→ **TASK TO COMPLETE**: Work out how many lines of the data hold the string "fees", and reply with that number alone.

--- Start of SUPPLIED INFORMATION ---

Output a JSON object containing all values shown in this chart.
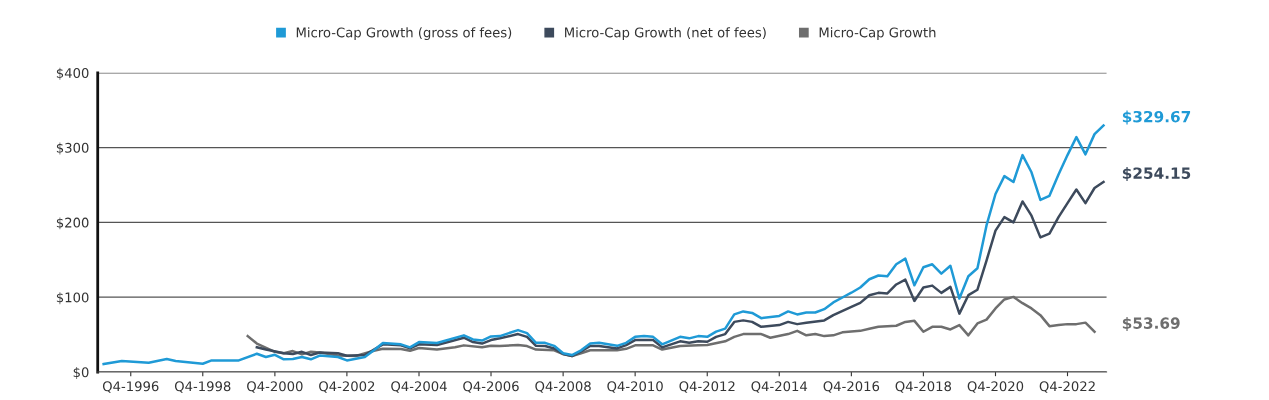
{
  "chart_data": {
    "type": "line",
    "xlim": [
      "1996-01",
      "2024-01"
    ],
    "xticks": [
      {
        "value": "1996-12",
        "label": "Q4-1996"
      },
      {
        "value": "1998-12",
        "label": "Q4-1998"
      },
      {
        "value": "2000-12",
        "label": "Q4-2000"
      },
      {
        "value": "2002-12",
        "label": "Q4-2002"
      },
      {
        "value": "2004-12",
        "label": "Q4-2004"
      },
      {
        "value": "2006-12",
        "label": "Q4-2006"
      },
      {
        "value": "2008-12",
        "label": "Q4-2008"
      },
      {
        "value": "2010-12",
        "label": "Q4-2010"
      },
      {
        "value": "2012-12",
        "label": "Q4-2012"
      },
      {
        "value": "2014-12",
        "label": "Q4-2014"
      },
      {
        "value": "2016-12",
        "label": "Q4-2016"
      },
      {
        "value": "2018-12",
        "label": "Q4-2018"
      },
      {
        "value": "2020-12",
        "label": "Q4-2020"
      },
      {
        "value": "2022-12",
        "label": "Q4-2022"
      }
    ],
    "ylim": [
      0,
      400
    ],
    "yticks": [
      {
        "value": 0,
        "label": "$0"
      },
      {
        "value": 100,
        "label": "$100"
      },
      {
        "value": 200,
        "label": "$200"
      },
      {
        "value": 300,
        "label": "$300"
      },
      {
        "value": 400,
        "label": "$400"
      }
    ],
    "grid": "y",
    "legend": "top",
    "marker": "none",
    "line_style": "solid",
    "series": [
      {
        "name": "Micro-Cap Growth (gross of fees)",
        "color": "#1f9ad6",
        "x": [
          "1996-03",
          "1996-09",
          "1997-06",
          "1997-12",
          "1998-03",
          "1998-12",
          "1999-03",
          "1999-12",
          "2000-06",
          "2000-09",
          "2000-12",
          "2001-03",
          "2001-06",
          "2001-09",
          "2001-12",
          "2002-03",
          "2002-09",
          "2002-12",
          "2003-06",
          "2003-09",
          "2003-12",
          "2004-06",
          "2004-09",
          "2004-12",
          "2005-06",
          "2006-03",
          "2006-06",
          "2006-09",
          "2006-12",
          "2007-03",
          "2007-09",
          "2007-12",
          "2008-03",
          "2008-06",
          "2008-09",
          "2008-12",
          "2009-03",
          "2009-06",
          "2009-09",
          "2009-12",
          "2010-06",
          "2010-09",
          "2010-12",
          "2011-03",
          "2011-06",
          "2011-09",
          "2012-03",
          "2012-06",
          "2012-09",
          "2012-12",
          "2013-03",
          "2013-06",
          "2013-09",
          "2013-12",
          "2014-03",
          "2014-06",
          "2014-12",
          "2015-03",
          "2015-06",
          "2015-09",
          "2015-12",
          "2016-03",
          "2016-06",
          "2016-09",
          "2016-12",
          "2017-03",
          "2017-06",
          "2017-09",
          "2017-12",
          "2018-03",
          "2018-06",
          "2018-09",
          "2018-12",
          "2019-03",
          "2019-06",
          "2019-09",
          "2019-12",
          "2020-03",
          "2020-06",
          "2020-09",
          "2020-12",
          "2021-03",
          "2021-06",
          "2021-09",
          "2021-12",
          "2022-03",
          "2022-06",
          "2022-09",
          "2022-12",
          "2023-03",
          "2023-06",
          "2023-09",
          "2023-12"
        ],
        "values": [
          10.7,
          14.7,
          12.4,
          17.3,
          14.7,
          11,
          15.5,
          15.5,
          24.4,
          20,
          23,
          17,
          17.3,
          20,
          17,
          22,
          20,
          15.5,
          20,
          29,
          38.7,
          37,
          33,
          40,
          38.7,
          49,
          43.5,
          42,
          47.5,
          48,
          56,
          52,
          39,
          39,
          35,
          25,
          22.7,
          29,
          38,
          39,
          35,
          39,
          47,
          48,
          47,
          37,
          47,
          45,
          48,
          47,
          54,
          58,
          77,
          81,
          79,
          72,
          75,
          81,
          77,
          79.5,
          79.5,
          84,
          93,
          99.6,
          106,
          113,
          124,
          129,
          128,
          144,
          151.5,
          116,
          140,
          144,
          131.5,
          142,
          98.2,
          128,
          138.7,
          196,
          238,
          261.8,
          254,
          290,
          267,
          230,
          235.6,
          264,
          290,
          314,
          291,
          318,
          329.67
        ]
      },
      {
        "name": "Micro-Cap Growth (net of fees)",
        "color": "#3d4a5c",
        "x": [
          "2000-06",
          "2000-09",
          "2001-03",
          "2001-06",
          "2001-09",
          "2001-12",
          "2002-03",
          "2002-09",
          "2002-12",
          "2003-06",
          "2003-09",
          "2003-12",
          "2004-06",
          "2004-09",
          "2004-12",
          "2005-06",
          "2006-03",
          "2006-06",
          "2006-09",
          "2006-12",
          "2007-03",
          "2007-09",
          "2007-12",
          "2008-03",
          "2008-06",
          "2008-09",
          "2008-12",
          "2009-03",
          "2009-06",
          "2009-09",
          "2009-12",
          "2010-06",
          "2010-09",
          "2010-12",
          "2011-06",
          "2011-09",
          "2012-03",
          "2012-06",
          "2012-09",
          "2012-12",
          "2013-03",
          "2013-06",
          "2013-09",
          "2013-12",
          "2014-03",
          "2014-06",
          "2014-12",
          "2015-03",
          "2015-06",
          "2015-09",
          "2016-03",
          "2016-06",
          "2016-12",
          "2017-03",
          "2017-06",
          "2017-09",
          "2017-12",
          "2018-03",
          "2018-06",
          "2018-09",
          "2018-12",
          "2019-03",
          "2019-06",
          "2019-09",
          "2019-12",
          "2020-03",
          "2020-06",
          "2020-09",
          "2020-12",
          "2021-03",
          "2021-06",
          "2021-09",
          "2021-12",
          "2022-03",
          "2022-06",
          "2022-09",
          "2022-12",
          "2023-03",
          "2023-06",
          "2023-09",
          "2023-12"
        ],
        "values": [
          33,
          30,
          25,
          24,
          27,
          22.7,
          26,
          25,
          21.8,
          22.7,
          30,
          37,
          35.6,
          31.6,
          37,
          36,
          45.8,
          40,
          38,
          42.7,
          45,
          50.7,
          47,
          35,
          34.7,
          31.5,
          24,
          21.3,
          27.5,
          34.7,
          34.7,
          31.5,
          36,
          42.7,
          42.7,
          32.9,
          41,
          39,
          41,
          40.4,
          47,
          50.7,
          67,
          69,
          67,
          60.4,
          62.7,
          67,
          64,
          65.8,
          69,
          76,
          87,
          92.4,
          102.7,
          105.8,
          105,
          117,
          123.5,
          95,
          112.9,
          115.5,
          105.8,
          113.8,
          78,
          102.7,
          110,
          149,
          189,
          207,
          200,
          228,
          209,
          180,
          184.9,
          207,
          225.8,
          244,
          225.8,
          246,
          254.15
        ]
      },
      {
        "name": "Micro-Cap Growth",
        "color": "#6e6e6e",
        "x": [
          "2000-03",
          "2000-06",
          "2000-12",
          "2001-03",
          "2001-06",
          "2001-09",
          "2001-12",
          "2002-03",
          "2002-09",
          "2003-03",
          "2003-09",
          "2003-12",
          "2004-06",
          "2004-09",
          "2004-12",
          "2005-06",
          "2005-12",
          "2006-03",
          "2006-09",
          "2006-12",
          "2007-03",
          "2007-09",
          "2007-12",
          "2008-03",
          "2008-09",
          "2008-12",
          "2009-03",
          "2009-06",
          "2009-09",
          "2009-12",
          "2010-06",
          "2010-09",
          "2010-12",
          "2011-06",
          "2011-09",
          "2012-03",
          "2012-09",
          "2012-12",
          "2013-06",
          "2013-09",
          "2013-12",
          "2014-06",
          "2014-09",
          "2015-03",
          "2015-06",
          "2015-09",
          "2015-12",
          "2016-03",
          "2016-06",
          "2016-09",
          "2017-03",
          "2017-06",
          "2017-09",
          "2018-03",
          "2018-06",
          "2018-09",
          "2018-12",
          "2019-03",
          "2019-06",
          "2019-09",
          "2019-12",
          "2020-03",
          "2020-06",
          "2020-09",
          "2020-12",
          "2021-03",
          "2021-06",
          "2021-09",
          "2021-12",
          "2022-03",
          "2022-06",
          "2022-09",
          "2022-12",
          "2023-03",
          "2023-06",
          "2023-09"
        ],
        "values": [
          48,
          38,
          27,
          25,
          28,
          23.6,
          27,
          26,
          22,
          21.3,
          28.4,
          31,
          30.7,
          28.4,
          32,
          30,
          33,
          35.6,
          33,
          35,
          34.7,
          36,
          34.7,
          30,
          29,
          24,
          21.3,
          25,
          29,
          29,
          29,
          31,
          35.6,
          35.6,
          30,
          34.7,
          35.6,
          36,
          41,
          47,
          50.7,
          50.7,
          45.8,
          50.7,
          55,
          49,
          50.7,
          48,
          49,
          53,
          55,
          57.8,
          60.4,
          61.8,
          67,
          68.4,
          53.8,
          60.4,
          60.4,
          56.9,
          62.7,
          49,
          64.9,
          70,
          85,
          97,
          100.4,
          92,
          85,
          76,
          61.3,
          62.7,
          64,
          64,
          66,
          53.69
        ]
      }
    ],
    "annotations": [
      {
        "text": "$329.67",
        "x": "2023-12",
        "y": 329.67
      },
      {
        "text": "$254.15",
        "x": "2023-12",
        "y": 254.15
      },
      {
        "text": "$53.69",
        "x": "2023-09",
        "y": 53.69
      }
    ]
  }
}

--- End of SUPPLIED INFORMATION ---

→ **COMPLETED TASK**: 2